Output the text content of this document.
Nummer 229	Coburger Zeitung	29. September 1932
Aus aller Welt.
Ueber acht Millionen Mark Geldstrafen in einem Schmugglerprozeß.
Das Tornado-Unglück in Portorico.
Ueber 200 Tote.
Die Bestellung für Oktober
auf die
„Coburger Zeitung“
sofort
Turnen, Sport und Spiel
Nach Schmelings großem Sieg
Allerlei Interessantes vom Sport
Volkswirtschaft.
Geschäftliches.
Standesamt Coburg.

::::::::

* **Task goal**
Pull out and copy each line containing the string "Sport".

* **Response to this exercise**
Turnen, Sport und Spiel
Allerlei Interessantes vom Sport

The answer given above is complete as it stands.